**YOUR OBJECTIVE:**
Exactly repeat the material, dropping only the pictures.

BEGIN

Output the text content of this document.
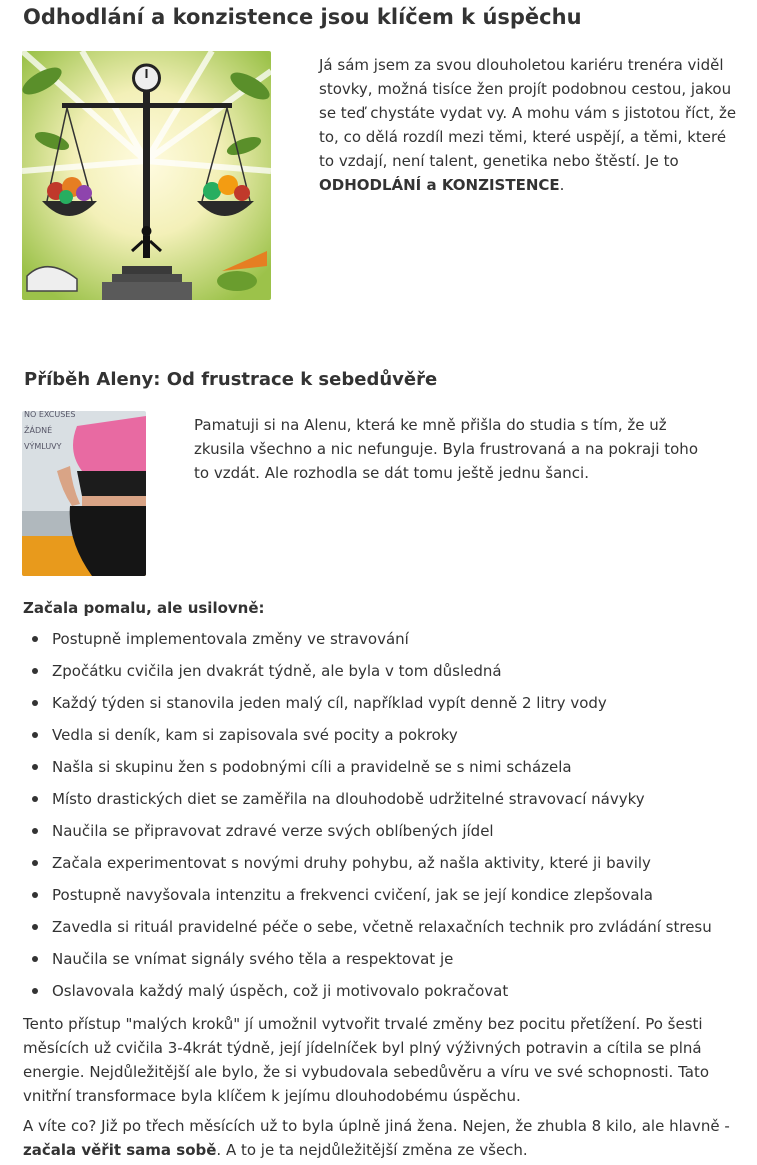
Odhodlání a konzistence jsou klíčem k úspěchu

Já sám jsem za svou dlouholetou kariéru trenéra viděl stovky, možná tisíce žen projít podobnou cestou, jakou se teď chystáte vydat vy. A mohu vám s jistotou říct, že to, co dělá rozdíl mezi těmi, které uspějí, a těmi, které to vzdají, není talent, genetika nebo štěstí. Je to ODHODLÁNÍ a KONZISTENCE.

Příběh Aleny: Od frustrace k sebedůvěře
NO EXCUSES ŽÁDNÉ VÝMLUVY

Pamatuji si na Alenu, která ke mně přišla do studia s tím, že už zkusila všechno a nic nefunguje. Byla frustrovaná a na pokraji toho to vzdát. Ale rozhodla se dát tomu ještě jednu šanci.

Začala pomalu, ale usilovně:

Postupně implementovala změny ve stravování
Zpočátku cvičila jen dvakrát týdně, ale byla v tom důsledná
Každý týden si stanovila jeden malý cíl, například vypít denně 2 litry vody
Vedla si deník, kam si zapisovala své pocity a pokroky
Našla si skupinu žen s podobnými cíli a pravidelně se s nimi scházela
Místo drastických diet se zaměřila na dlouhodobě udržitelné stravovací návyky
Naučila se připravovat zdravé verze svých oblíbených jídel
Začala experimentovat s novými druhy pohybu, až našla aktivity, které ji bavily
Postupně navyšovala intenzitu a frekvenci cvičení, jak se její kondice zlepšovala
Zavedla si rituál pravidelné péče o sebe, včetně relaxačních technik pro zvládání stresu
Naučila se vnímat signály svého těla a respektovat je
Oslavovala každý malý úspěch, což ji motivovalo pokračovat

Tento přístup "malých kroků" jí umožnil vytvořit trvalé změny bez pocitu přetížení. Po šesti měsících už cvičila 3-4krát týdně, její jídelníček byl plný výživných potravin a cítila se plná energie. Nejdůležitější ale bylo, že si vybudovala sebedůvěru a víru ve své schopnosti. Tato vnitřní transformace byla klíčem k jejímu dlouhodobému úspěchu.

A víte co? Již po třech měsících už to byla úplně jiná žena. Nejen, že zhubla 8 kilo, ale hlavně - začala věřit sama sobě. A to je ta nejdůležitější změna ze všech.
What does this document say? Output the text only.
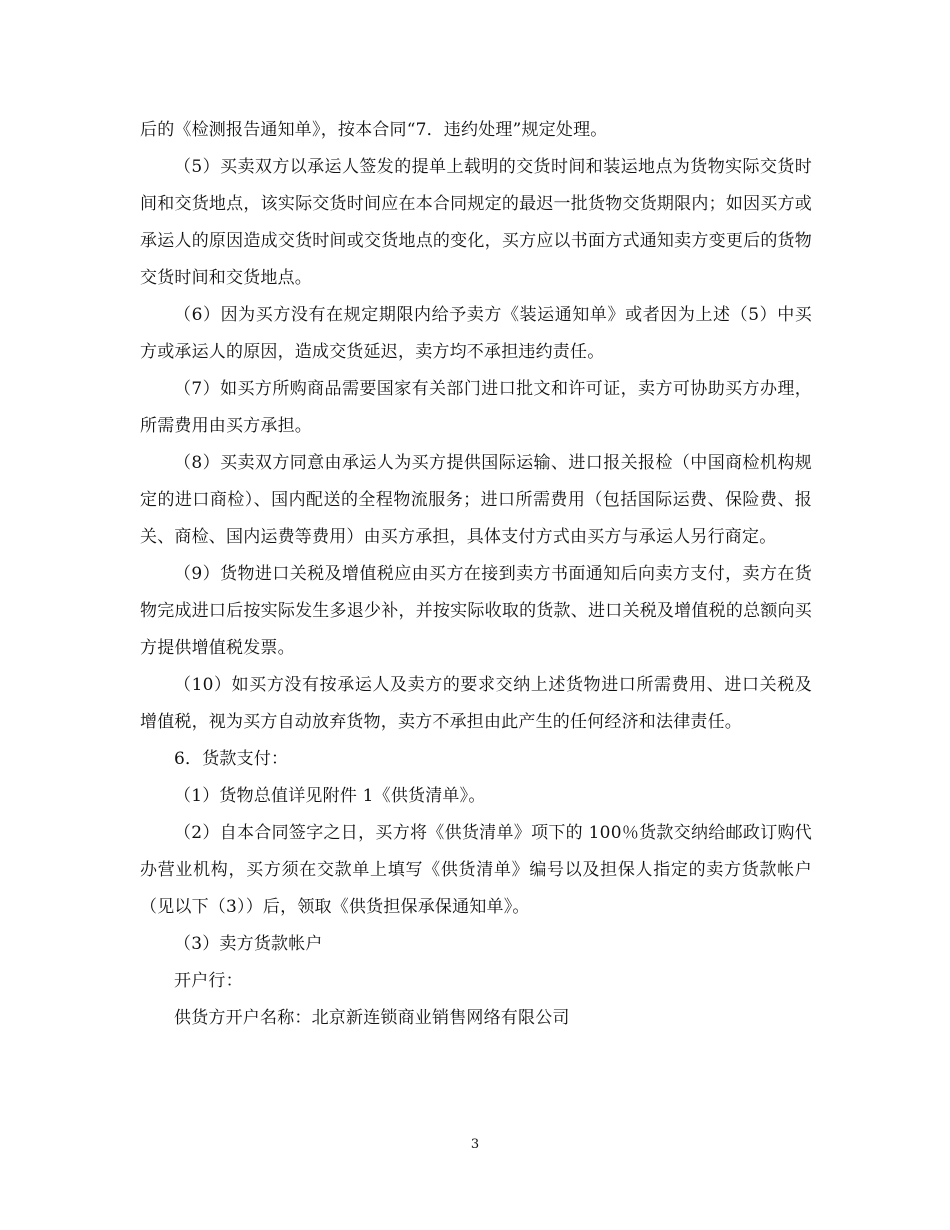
后的《检测报告通知单》，按本合同“7．违约处理”规定处理。

（5）买卖双方以承运人签发的提单上载明的交货时间和装运地点为货物实际交货时间和交货地点，该实际交货时间应在本合同规定的最迟一批货物交货期限内；如因买方或承运人的原因造成交货时间或交货地点的变化，买方应以书面方式通知卖方变更后的货物交货时间和交货地点。

（6）因为买方没有在规定期限内给予卖方《装运通知单》或者因为上述（5）中买方或承运人的原因，造成交货延迟，卖方均不承担违约责任。

（7）如买方所购商品需要国家有关部门进口批文和许可证，卖方可协助买方办理，所需费用由买方承担。

（8）买卖双方同意由承运人为买方提供国际运输、进口报关报检（中国商检机构规定的进口商检）、国内配送的全程物流服务；进口所需费用（包括国际运费、保险费、报关、商检、国内运费等费用）由买方承担，具体支付方式由买方与承运人另行商定。

（9）货物进口关税及增值税应由买方在接到卖方书面通知后向卖方支付，卖方在货物完成进口后按实际发生多退少补，并按实际收取的货款、进口关税及增值税的总额向买方提供增值税发票。

（10）如买方没有按承运人及卖方的要求交纳上述货物进口所需费用、进口关税及增值税，视为买方自动放弃货物，卖方不承担由此产生的任何经济和法律责任。

6．货款支付：

（1）货物总值详见附件 1《供货清单》。

（2）自本合同签字之日，买方将《供货清单》项下的 100％货款交纳给邮政订购代办营业机构，买方须在交款单上填写《供货清单》编号以及担保人指定的卖方货款帐户（见以下（3））后，领取《供货担保承保通知单》。

（3）卖方货款帐户

开户行：

供货方开户名称：北京新连锁商业销售网络有限公司

3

END

**RESPONSE FOR THIS EXERCISE:**
Output the text content of this document.
Odhodlání a konzistence jsou klíčem k úspěchu

Já sám jsem za svou dlouholetou kariéru trenéra viděl stovky, možná tisíce žen projít podobnou cestou, jakou se teď chystáte vydat vy. A mohu vám s jistotou říct, že to, co dělá rozdíl mezi těmi, které uspějí, a těmi, které to vzdají, není talent, genetika nebo štěstí. Je to ODHODLÁNÍ a KONZISTENCE.

Příběh Aleny: Od frustrace k sebedůvěře
NO EXCUSES ŽÁDNÉ VÝMLUVY

Pamatuji si na Alenu, která ke mně přišla do studia s tím, že už zkusila všechno a nic nefunguje. Byla frustrovaná a na pokraji toho to vzdát. Ale rozhodla se dát tomu ještě jednu šanci.

Začala pomalu, ale usilovně:

Postupně implementovala změny ve stravování
Zpočátku cvičila jen dvakrát týdně, ale byla v tom důsledná
Každý týden si stanovila jeden malý cíl, například vypít denně 2 litry vody
Vedla si deník, kam si zapisovala své pocity a pokroky
Našla si skupinu žen s podobnými cíli a pravidelně se s nimi scházela
Místo drastických diet se zaměřila na dlouhodobě udržitelné stravovací návyky
Naučila se připravovat zdravé verze svých oblíbených jídel
Začala experimentovat s novými druhy pohybu, až našla aktivity, které ji bavily
Postupně navyšovala intenzitu a frekvenci cvičení, jak se její kondice zlepšovala
Zavedla si rituál pravidelné péče o sebe, včetně relaxačních technik pro zvládání stresu
Naučila se vnímat signály svého těla a respektovat je
Oslavovala každý malý úspěch, což ji motivovalo pokračovat

Tento přístup "malých kroků" jí umožnil vytvořit trvalé změny bez pocitu přetížení. Po šesti měsících už cvičila 3-4krát týdně, její jídelníček byl plný výživných potravin a cítila se plná energie. Nejdůležitější ale bylo, že si vybudovala sebedůvěru a víru ve své schopnosti. Tato vnitřní transformace byla klíčem k jejímu dlouhodobému úspěchu.

A víte co? Již po třech měsících už to byla úplně jiná žena. Nejen, že zhubla 8 kilo, ale hlavně - začala věřit sama sobě. A to je ta nejdůležitější změna ze všech.
What does this document say? Output the text only.
后的《检测报告通知单》，按本合同“7．违约处理”规定处理。

（5）买卖双方以承运人签发的提单上载明的交货时间和装运地点为货物实际交货时间和交货地点，该实际交货时间应在本合同规定的最迟一批货物交货期限内；如因买方或承运人的原因造成交货时间或交货地点的变化，买方应以书面方式通知卖方变更后的货物交货时间和交货地点。

（6）因为买方没有在规定期限内给予卖方《装运通知单》或者因为上述（5）中买方或承运人的原因，造成交货延迟，卖方均不承担违约责任。

（7）如买方所购商品需要国家有关部门进口批文和许可证，卖方可协助买方办理，所需费用由买方承担。

（8）买卖双方同意由承运人为买方提供国际运输、进口报关报检（中国商检机构规定的进口商检）、国内配送的全程物流服务；进口所需费用（包括国际运费、保险费、报关、商检、国内运费等费用）由买方承担，具体支付方式由买方与承运人另行商定。

（9）货物进口关税及增值税应由买方在接到卖方书面通知后向卖方支付，卖方在货物完成进口后按实际发生多退少补，并按实际收取的货款、进口关税及增值税的总额向买方提供增值税发票。

（10）如买方没有按承运人及卖方的要求交纳上述货物进口所需费用、进口关税及增值税，视为买方自动放弃货物，卖方不承担由此产生的任何经济和法律责任。

6．货款支付：

（1）货物总值详见附件 1《供货清单》。

（2）自本合同签字之日，买方将《供货清单》项下的 100％货款交纳给邮政订购代办营业机构，买方须在交款单上填写《供货清单》编号以及担保人指定的卖方货款帐户（见以下（3））后，领取《供货担保承保通知单》。

（3）卖方货款帐户

开户行：

供货方开户名称：北京新连锁商业销售网络有限公司

3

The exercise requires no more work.